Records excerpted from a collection
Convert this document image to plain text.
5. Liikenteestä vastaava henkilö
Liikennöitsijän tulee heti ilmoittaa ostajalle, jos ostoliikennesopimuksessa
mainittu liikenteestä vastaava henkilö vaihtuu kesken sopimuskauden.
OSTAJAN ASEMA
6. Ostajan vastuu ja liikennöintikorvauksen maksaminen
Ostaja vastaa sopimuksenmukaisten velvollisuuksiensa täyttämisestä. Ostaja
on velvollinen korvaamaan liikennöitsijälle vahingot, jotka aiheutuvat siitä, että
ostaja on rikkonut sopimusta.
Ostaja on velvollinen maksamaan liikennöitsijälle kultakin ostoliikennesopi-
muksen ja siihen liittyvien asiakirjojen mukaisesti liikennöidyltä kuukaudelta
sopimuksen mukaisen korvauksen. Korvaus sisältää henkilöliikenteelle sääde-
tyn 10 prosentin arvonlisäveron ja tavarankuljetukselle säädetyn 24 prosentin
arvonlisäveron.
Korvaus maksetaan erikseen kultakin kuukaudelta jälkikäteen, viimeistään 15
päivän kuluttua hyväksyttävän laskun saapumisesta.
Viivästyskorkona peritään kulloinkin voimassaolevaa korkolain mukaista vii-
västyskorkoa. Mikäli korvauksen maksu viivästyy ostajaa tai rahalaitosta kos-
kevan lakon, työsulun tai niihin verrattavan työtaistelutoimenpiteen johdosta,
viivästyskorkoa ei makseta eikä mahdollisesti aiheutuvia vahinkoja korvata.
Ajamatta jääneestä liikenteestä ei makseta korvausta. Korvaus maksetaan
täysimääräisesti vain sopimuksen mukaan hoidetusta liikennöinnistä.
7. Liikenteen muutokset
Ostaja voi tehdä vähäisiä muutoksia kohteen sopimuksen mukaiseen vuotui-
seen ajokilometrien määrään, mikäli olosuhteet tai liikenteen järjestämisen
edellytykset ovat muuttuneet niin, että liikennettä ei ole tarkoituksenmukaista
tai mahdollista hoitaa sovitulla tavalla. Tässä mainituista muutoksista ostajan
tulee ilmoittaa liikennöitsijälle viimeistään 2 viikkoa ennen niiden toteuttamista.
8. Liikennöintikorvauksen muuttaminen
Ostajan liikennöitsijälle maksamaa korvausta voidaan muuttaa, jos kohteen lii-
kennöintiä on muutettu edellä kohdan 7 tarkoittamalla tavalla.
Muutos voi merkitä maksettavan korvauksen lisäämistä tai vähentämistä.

#### Work to do
Reproduce the full listing exactly.

#### Exercise output
Convert this document image to plain text.
5. Liikenteestä vastaava henkilö
Liikennöitsijän tulee heti ilmoittaa ostajalle, jos ostoliikennesopimuksessa
mainittu liikenteestä vastaava henkilö vaihtuu kesken sopimuskauden.
OSTAJAN ASEMA
6. Ostajan vastuu ja liikennöintikorvauksen maksaminen
Ostaja vastaa sopimuksenmukaisten velvollisuuksiensa täyttämisestä. Ostaja
on velvollinen korvaamaan liikennöitsijälle vahingot, jotka aiheutuvat siitä, että
ostaja on rikkonut sopimusta.
Ostaja on velvollinen maksamaan liikennöitsijälle kultakin ostoliikennesopi-
muksen ja siihen liittyvien asiakirjojen mukaisesti liikennöidyltä kuukaudelta
sopimuksen mukaisen korvauksen. Korvaus sisältää henkilöliikenteelle sääde-
tyn 10 prosentin arvonlisäveron ja tavarankuljetukselle säädetyn 24 prosentin
arvonlisäveron.
Korvaus maksetaan erikseen kultakin kuukaudelta jälkikäteen, viimeistään 15
päivän kuluttua hyväksyttävän laskun saapumisesta.
Viivästyskorkona peritään kulloinkin voimassaolevaa korkolain mukaista vii-
västyskorkoa. Mikäli korvauksen maksu viivästyy ostajaa tai rahalaitosta kos-
kevan lakon, työsulun tai niihin verrattavan työtaistelutoimenpiteen johdosta,
viivästyskorkoa ei makseta eikä mahdollisesti aiheutuvia vahinkoja korvata.
Ajamatta jääneestä liikenteestä ei makseta korvausta. Korvaus maksetaan
täysimääräisesti vain sopimuksen mukaan hoidetusta liikennöinnistä.
7. Liikenteen muutokset
Ostaja voi tehdä vähäisiä muutoksia kohteen sopimuksen mukaiseen vuotui-
seen ajokilometrien määrään, mikäli olosuhteet tai liikenteen järjestämisen
edellytykset ovat muuttuneet niin, että liikennettä ei ole tarkoituksenmukaista
tai mahdollista hoitaa sovitulla tavalla. Tässä mainituista muutoksista ostajan
tulee ilmoittaa liikennöitsijälle viimeistään 2 viikkoa ennen niiden toteuttamista.
8. Liikennöintikorvauksen muuttaminen
Ostajan liikennöitsijälle maksamaa korvausta voidaan muuttaa, jos kohteen lii-
kennöintiä on muutettu edellä kohdan 7 tarkoittamalla tavalla.
Muutos voi merkitä maksettavan korvauksen lisäämistä tai vähentämistä.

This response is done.